Objective
Leave out the pictures and repeat everything else in the records exactly.

Dataset records
== == ==
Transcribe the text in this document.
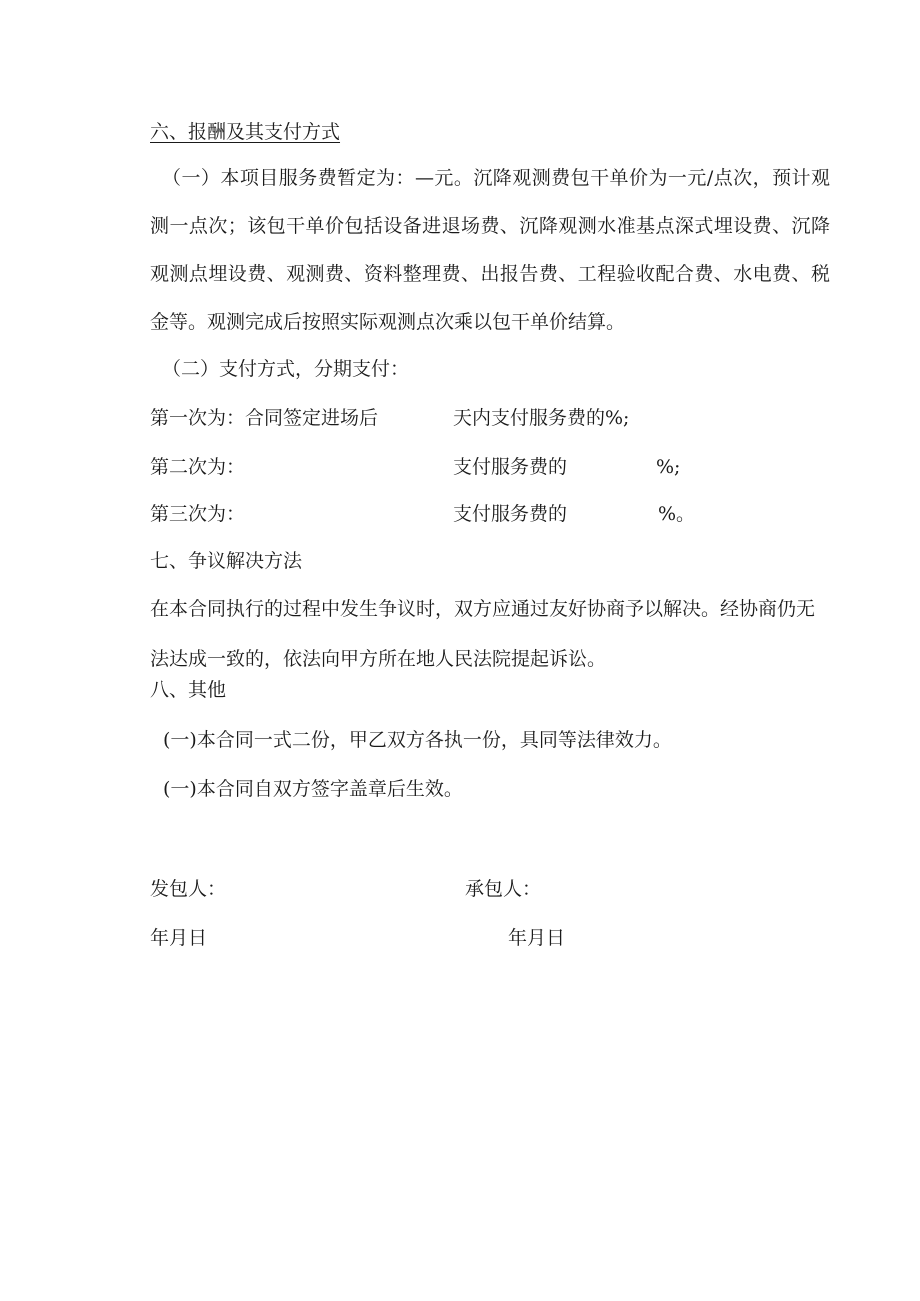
六、报酬及其支付方式

（一）本项目服务费暂定为：—元。沉降观测费包干单价为一元/点次，预计观测一点次；该包干单价包括设备进退场费、沉降观测水准基点深式埋设费、沉降观测点埋设费、观测费、资料整理费、出报告费、工程验收配合费、水电费、税金等。观测完成后按照实际观测点次乘以包干单价结算。

（二）支付方式，分期支付：

第一次为：合同签定进场后	天内支付服务费的%;
第二次为：	支付服务费的	%;
第三次为：	支付服务费的	%。

七、争议解决方法

在本合同执行的过程中发生争议时，双方应通过友好协商予以解决。经协商仍无法达成一致的，依法向甲方所在地人民法院提起诉讼。

八、其他

(一)本合同一式二份，甲乙双方各执一份，具同等法律效力。

(一)本合同自双方签字盖章后生效。

发包人：	承包人：
年月日	年月日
== == ==
Task solution
Transcribe the text in this document.
六、报酬及其支付方式

（一）本项目服务费暂定为：—元。沉降观测费包干单价为一元/点次，预计观测一点次；该包干单价包括设备进退场费、沉降观测水准基点深式埋设费、沉降观测点埋设费、观测费、资料整理费、出报告费、工程验收配合费、水电费、税金等。观测完成后按照实际观测点次乘以包干单价结算。

（二）支付方式，分期支付：

第一次为：合同签定进场后	天内支付服务费的%;
第二次为：	支付服务费的	%;
第三次为：	支付服务费的	%。

七、争议解决方法

在本合同执行的过程中发生争议时，双方应通过友好协商予以解决。经协商仍无法达成一致的，依法向甲方所在地人民法院提起诉讼。

八、其他

(一)本合同一式二份，甲乙双方各执一份，具同等法律效力。

(一)本合同自双方签字盖章后生效。

发包人：	承包人：
年月日	年月日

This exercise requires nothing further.